— start —
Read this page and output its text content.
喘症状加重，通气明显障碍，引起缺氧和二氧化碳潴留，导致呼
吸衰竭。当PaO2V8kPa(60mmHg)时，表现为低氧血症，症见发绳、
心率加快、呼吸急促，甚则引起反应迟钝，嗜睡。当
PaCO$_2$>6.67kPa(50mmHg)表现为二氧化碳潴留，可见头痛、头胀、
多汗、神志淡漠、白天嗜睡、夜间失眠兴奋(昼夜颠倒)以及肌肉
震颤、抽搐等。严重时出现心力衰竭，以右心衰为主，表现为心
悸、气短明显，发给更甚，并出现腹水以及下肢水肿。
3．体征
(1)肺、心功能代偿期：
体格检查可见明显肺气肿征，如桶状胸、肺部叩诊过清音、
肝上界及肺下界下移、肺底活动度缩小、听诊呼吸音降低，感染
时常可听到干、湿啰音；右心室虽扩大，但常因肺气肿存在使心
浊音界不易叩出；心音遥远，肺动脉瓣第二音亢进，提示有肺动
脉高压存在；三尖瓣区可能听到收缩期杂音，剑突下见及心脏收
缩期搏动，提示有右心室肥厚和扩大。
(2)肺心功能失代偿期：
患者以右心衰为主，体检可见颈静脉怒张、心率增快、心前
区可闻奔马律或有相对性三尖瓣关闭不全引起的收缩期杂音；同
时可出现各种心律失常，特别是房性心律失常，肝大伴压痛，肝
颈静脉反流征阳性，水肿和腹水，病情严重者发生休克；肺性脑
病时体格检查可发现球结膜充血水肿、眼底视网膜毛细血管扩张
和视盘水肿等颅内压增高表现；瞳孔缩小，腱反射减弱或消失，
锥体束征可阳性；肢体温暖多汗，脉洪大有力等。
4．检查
— end —
• _Set task_:
What is needed here is an exact reproduction of all the entries.

• _Result below_:
Read this page and output its text content.
喘症状加重，通气明显障碍，引起缺氧和二氧化碳潴留，导致呼
吸衰竭。当PaO2V8kPa(60mmHg)时，表现为低氧血症，症见发绳、
心率加快、呼吸急促，甚则引起反应迟钝，嗜睡。当
PaCO$_2$>6.67kPa(50mmHg)表现为二氧化碳潴留，可见头痛、头胀、
多汗、神志淡漠、白天嗜睡、夜间失眠兴奋(昼夜颠倒)以及肌肉
震颤、抽搐等。严重时出现心力衰竭，以右心衰为主，表现为心
悸、气短明显，发给更甚，并出现腹水以及下肢水肿。
3．体征
(1)肺、心功能代偿期：
体格检查可见明显肺气肿征，如桶状胸、肺部叩诊过清音、
肝上界及肺下界下移、肺底活动度缩小、听诊呼吸音降低，感染
时常可听到干、湿啰音；右心室虽扩大，但常因肺气肿存在使心
浊音界不易叩出；心音遥远，肺动脉瓣第二音亢进，提示有肺动
脉高压存在；三尖瓣区可能听到收缩期杂音，剑突下见及心脏收
缩期搏动，提示有右心室肥厚和扩大。
(2)肺心功能失代偿期：
患者以右心衰为主，体检可见颈静脉怒张、心率增快、心前
区可闻奔马律或有相对性三尖瓣关闭不全引起的收缩期杂音；同
时可出现各种心律失常，特别是房性心律失常，肝大伴压痛，肝
颈静脉反流征阳性，水肿和腹水，病情严重者发生休克；肺性脑
病时体格检查可发现球结膜充血水肿、眼底视网膜毛细血管扩张
和视盘水肿等颅内压增高表现；瞳孔缩小，腱反射减弱或消失，
锥体束征可阳性；肢体温暖多汗，脉洪大有力等。
4．检查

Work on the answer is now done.